### [Written tasks]
1. Reproduce the blog entries word for word, beginning at the words "So why does" and stopping after "compromise & adjustment.".
2. Summarize the blog entries in three sentences.
3. Answer these questions from the blog entries, one line each:
(a) Where does the writer now live?
(b) What date heads the entry titled "In other news...."?
(c) Which courts struck down the lawsuit over the term "lesbians"?

Sunday, January 24, 2010
EmEmEx
Now I live in the midwest. I have a great job. I get paid almost twice as much as I did two years ago. I have broken off that horrible relationship once & for all. I slowly & surely showed my friends & family how unhappy I was & moved on.
So why does it still feel like I'm struggling?
It feels this way because, as with all things in life, the road to the goal is often littered with compromise & adjustment.
I'm resurrecting this blog to flesh out these feelings & these struggles. Get some perspective. I need it. I need an outlet.
Wednesday, July 23, 2008
In other news....
http://www.msnbc.msn.com/id/25810899/
Oh, and I would be remiss if I didn't also mention that it is now perfectly legal to refer to women who prefer women as Lesbians. The courts of Lesbos have struck down a lawsuit that would have opened a legal path for residents of the flannel wearing Mediterranean isle to sue those who identified themselves as lesbians, or use the term in advertising or marketing, unless they were actually legal citizens of Lesbos. With this challenge decided, the gay community has now turned its full attention to an ongoing legal battle between a group of same-sex partners and the residents of Ass Pirate Cove, Florida.

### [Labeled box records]
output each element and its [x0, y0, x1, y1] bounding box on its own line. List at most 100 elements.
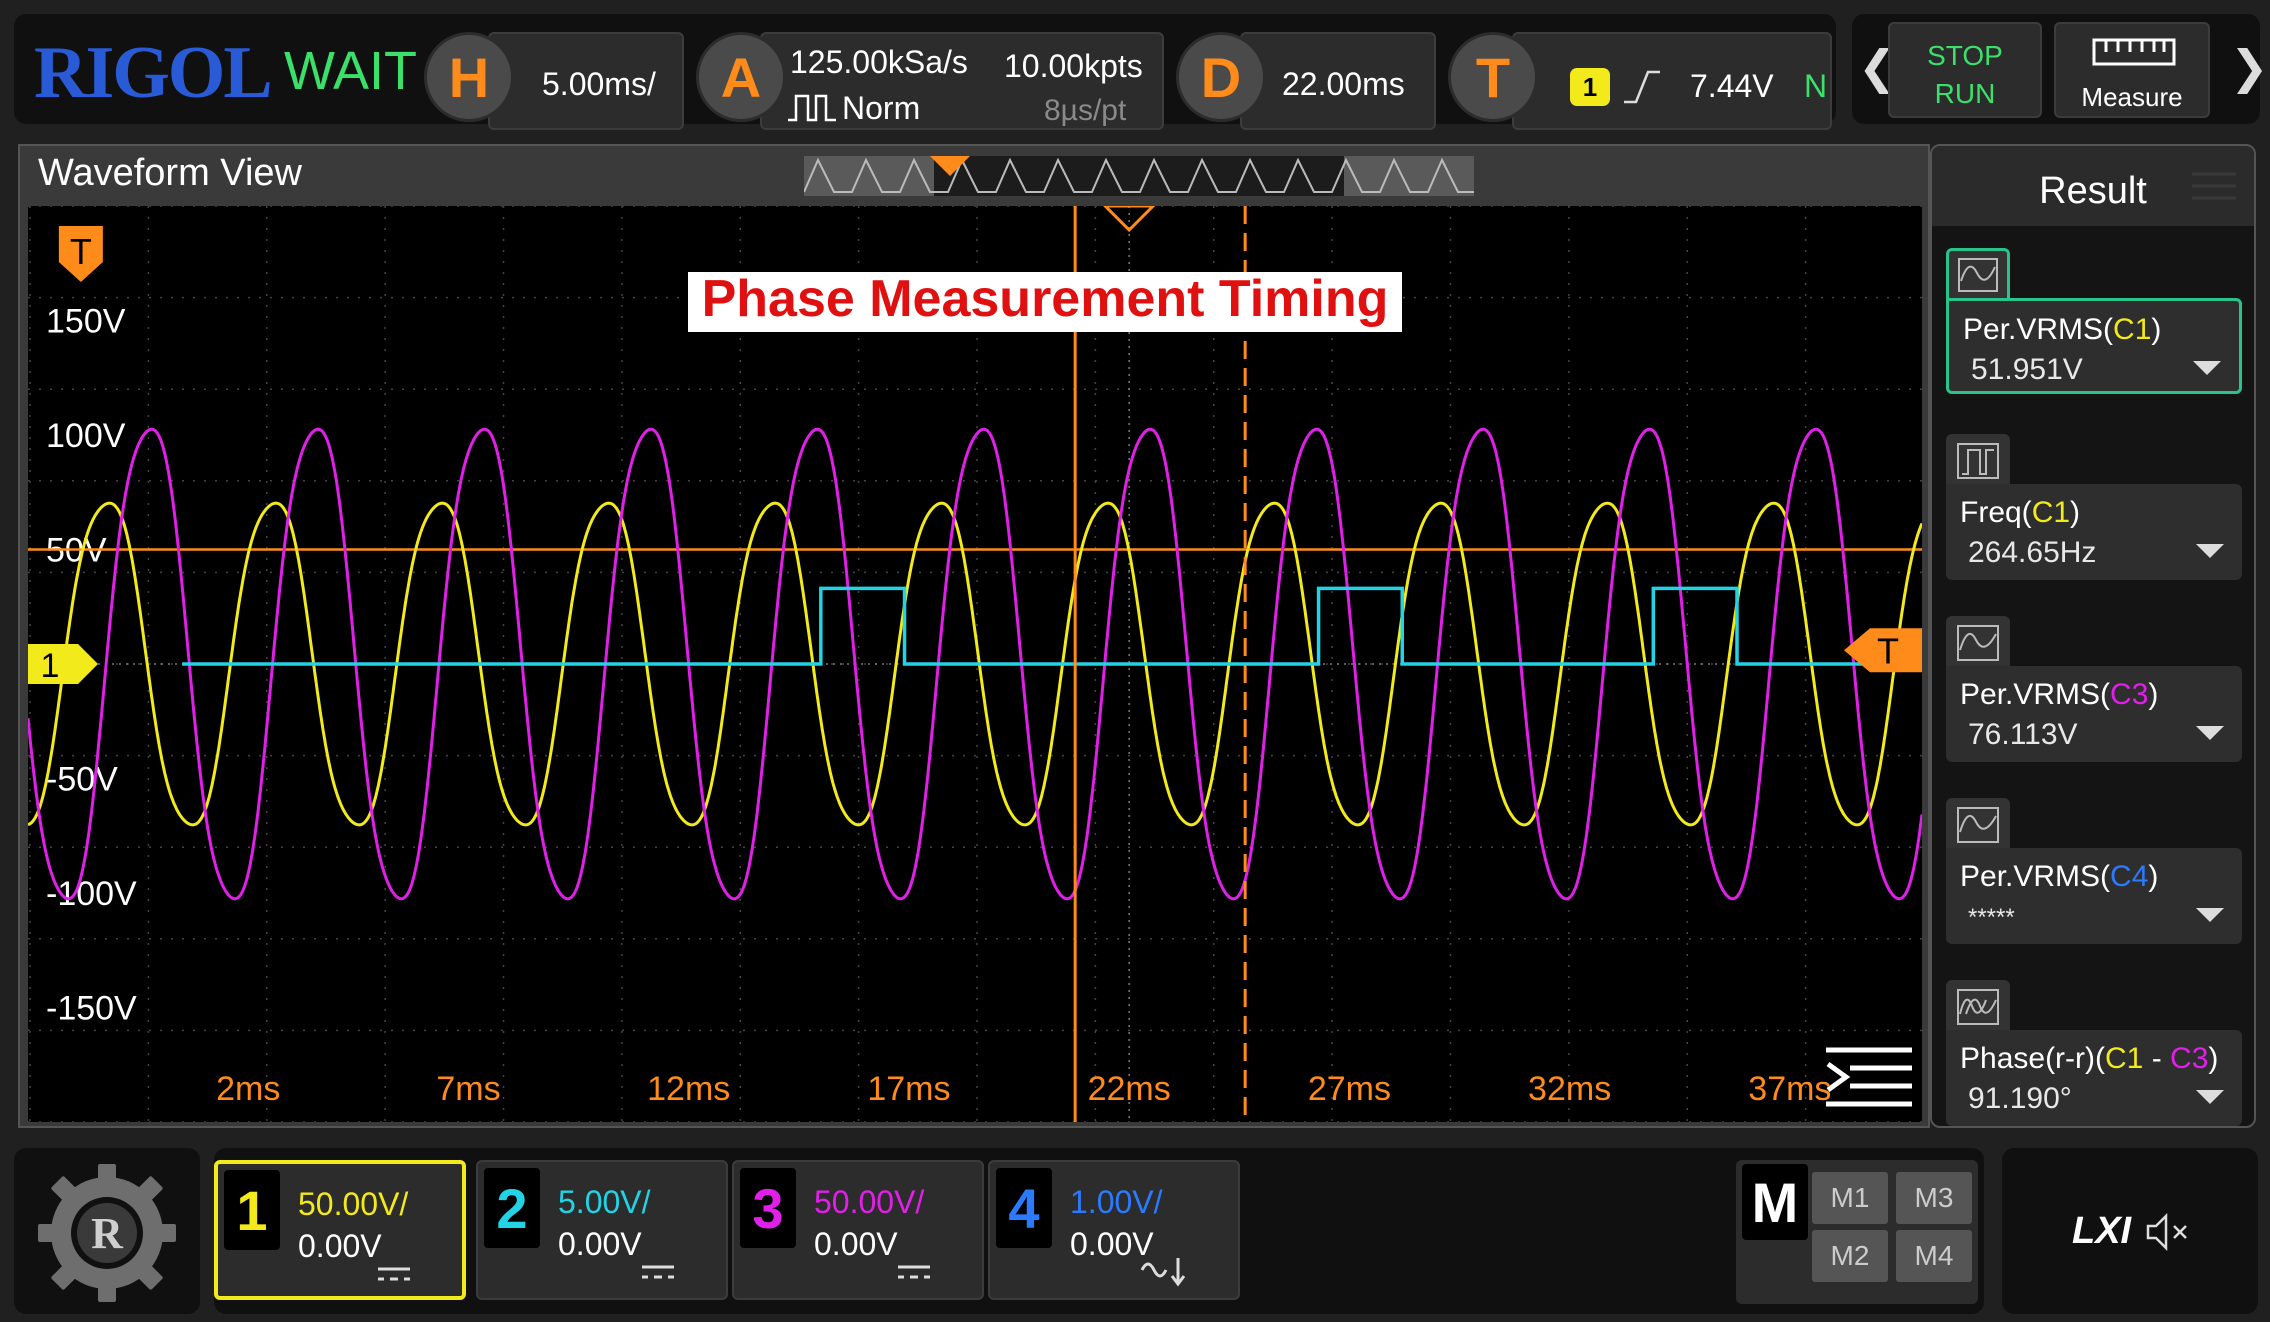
overlay-title-background [688, 272, 1402, 332]
delay-marker-icon [1103, 206, 1156, 233]
chevron-right-icon[interactable]: ❯ [2230, 41, 2269, 93]
acquisition-status: WAIT [284, 41, 417, 101]
speaker-muted-icon[interactable] [2144, 1212, 2194, 1252]
memory-depth: 10.00kpts [1004, 48, 1143, 84]
lxi-logo: LXI [2072, 1210, 2132, 1252]
result-item-vrms-c3[interactable]: Per.VRMS(C3) 76.113V [1946, 666, 2242, 762]
navigator-trigger-marker [930, 156, 970, 176]
result-2-label: Freq(C1) [1960, 496, 2081, 529]
acquire-menu-icon[interactable]: A [696, 32, 786, 122]
trace-c3 [28, 427, 1922, 901]
rising-edge-icon [1624, 70, 1660, 104]
delay-menu-icon[interactable]: D [1176, 32, 1266, 122]
run-label: RUN [1934, 78, 1996, 109]
overlay-title: Phase Measurement Timing [702, 270, 1389, 328]
home-button[interactable]: R [14, 1148, 200, 1314]
menu-lines-icon[interactable] [2190, 168, 2238, 204]
result-item-freq-c1[interactable]: Freq(C1) 264.65Hz [1946, 484, 2242, 580]
y-tick-label: -50V [46, 761, 118, 799]
channel-1-scale: 50.00V/ [298, 1186, 409, 1222]
time-per-point: 8µs/pt [1044, 94, 1127, 127]
channel-2-button[interactable]: 2 5.00V/ 0.00V [476, 1160, 728, 1300]
horizontal-scale-button[interactable]: 5.00ms/ [488, 32, 684, 130]
dropdown-arrow-icon[interactable] [2193, 361, 2221, 375]
x-tick-label: 7ms [436, 1070, 500, 1108]
result-3-value: 76.113V [1968, 718, 2078, 751]
result-2-tab[interactable] [1946, 434, 2010, 486]
dc-coupling-icon [642, 1265, 674, 1279]
channel-1-number: 1 [224, 1170, 280, 1250]
horizontal-scale-value: 5.00ms/ [542, 66, 656, 102]
channel-2-offset: 0.00V [558, 1226, 642, 1262]
channel-4-button[interactable]: 4 1.00V/ 0.00V [988, 1160, 1240, 1300]
channel-3-number: 3 [740, 1168, 796, 1248]
status-area: LXI [2002, 1148, 2258, 1314]
math-panel[interactable]: M M1 M3 M2 M4 [1736, 1160, 1978, 1304]
channel-3-button[interactable]: 3 50.00V/ 0.00V [732, 1160, 984, 1300]
result-4-tab[interactable] [1946, 798, 2010, 850]
result-5-label: Phase(r-r)(C1 - C3) [1960, 1042, 2219, 1075]
waveform-view-panel: Waveform View 150V 100V 50V -50V -100V -150V 2… [18, 144, 1930, 1128]
y-tick-label: 100V [46, 417, 126, 455]
dropdown-arrow-icon[interactable] [2196, 1090, 2224, 1104]
trigger-level-label: T [1877, 630, 1899, 671]
channel-4-number: 4 [996, 1168, 1052, 1248]
trigger-button[interactable]: 7.44V N [1512, 32, 1832, 130]
dropdown-arrow-icon[interactable] [2196, 726, 2224, 740]
channel-2-number: 2 [484, 1168, 540, 1248]
menu-collapse-icon[interactable] [1826, 1047, 1912, 1107]
horizontal-menu-icon[interactable]: H [424, 32, 514, 122]
trigger-menu-icon[interactable]: T [1448, 32, 1538, 122]
result-item-vrms-c4[interactable]: Per.VRMS(C4) ***** [1946, 848, 2242, 944]
phase-icon [1957, 989, 1999, 1025]
result-header: Result [1932, 146, 2254, 226]
x-tick-label: 27ms [1308, 1070, 1391, 1108]
waveform-view-title: Waveform View [38, 152, 302, 194]
y-tick-label: 150V [46, 303, 126, 341]
result-item-phase-c1-c3[interactable]: Phase(r-r)(C1 - C3) 91.190° [1946, 1030, 2242, 1126]
measure-label: Measure [2081, 82, 2183, 112]
dropdown-arrow-icon[interactable] [2196, 908, 2224, 922]
math-m1[interactable]: M1 [1812, 1172, 1888, 1224]
y-tick-label: -150V [46, 990, 137, 1028]
result-3-tab[interactable] [1946, 616, 2010, 668]
svg-text:R: R [91, 1209, 124, 1258]
x-tick-label: 2ms [216, 1070, 280, 1108]
result-1-value: 51.951V [1971, 353, 2083, 386]
result-title: Result [2039, 170, 2147, 212]
stop-label: STOP [1927, 40, 2003, 71]
math-m4[interactable]: M4 [1896, 1230, 1972, 1282]
channel-1-ground-label: 1 [41, 647, 60, 685]
navigator-wave [804, 157, 1474, 193]
delay-value: 22.00ms [1282, 66, 1405, 102]
x-tick-label: 22ms [1088, 1070, 1171, 1108]
channel-1-offset: 0.00V [298, 1228, 382, 1264]
trigger-level: 7.44V [1690, 68, 1774, 104]
result-item-vrms-c1[interactable]: Per.VRMS(C1) 51.951V [1946, 298, 2242, 394]
channel-1-button[interactable]: 1 50.00V/ 0.00V [214, 1160, 466, 1300]
channel-3-offset: 0.00V [814, 1226, 898, 1262]
math-m2[interactable]: M2 [1812, 1230, 1888, 1282]
acquire-button[interactable]: 125.00kSa/s 10.00kpts Norm 8µs/pt [760, 32, 1164, 130]
channel-bar: 1 50.00V/ 0.00V 2 5.00V/ 0.00V 3 50.00V/… [214, 1148, 1984, 1314]
math-m3[interactable]: M3 [1896, 1172, 1972, 1224]
result-5-value: 91.190° [1968, 1082, 2072, 1115]
result-1-tab[interactable] [1946, 248, 2010, 300]
channel-1-ground-marker [28, 644, 98, 684]
result-4-value: ***** [1968, 904, 2015, 931]
pulse-acquire-icon [788, 94, 836, 122]
result-1-label: Per.VRMS(C1) [1963, 313, 2162, 346]
stop-run-button[interactable]: STOP RUN [1888, 22, 2042, 118]
result-5-tab[interactable] [1946, 980, 2010, 1032]
trigger-position-marker [58, 226, 103, 282]
measure-button[interactable]: Measure [2054, 22, 2210, 118]
result-4-label: Per.VRMS(C4) [1960, 860, 2159, 893]
sine-wave-icon [1957, 807, 1999, 843]
delay-button[interactable]: 22.00ms [1240, 32, 1436, 130]
math-button[interactable]: M [1742, 1164, 1808, 1240]
waveform-navigator[interactable] [804, 156, 1474, 196]
dropdown-arrow-icon[interactable] [2196, 544, 2224, 558]
trigger-source-badge: 1 [1570, 68, 1610, 106]
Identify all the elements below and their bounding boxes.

### [Answers per task]
1.
So why does it still feel like I'm struggling?
It feels this way because, as with all things in life, the road to the goal is often littered with compromise & adjustment.

2. In a 2010 entry, the writer says they now live in the midwest, have a great job paying almost twice what they earned two years earlier, and have ended a horrible relationship for good. Still, it feels like a struggle, because the road to any goal is often littered with compromise and adjustment, so they are resurrecting the blog as an outlet to work through these feelings and gain perspective. A 2008 entry reports that the courts of Lesbos struck down a lawsuit that would have let residents sue anyone who called themselves lesbians without being legal citizens of Lesbos.

3.
(a) The midwest.
(b) Wednesday, July 23, 2008.
(c) The courts of Lesbos.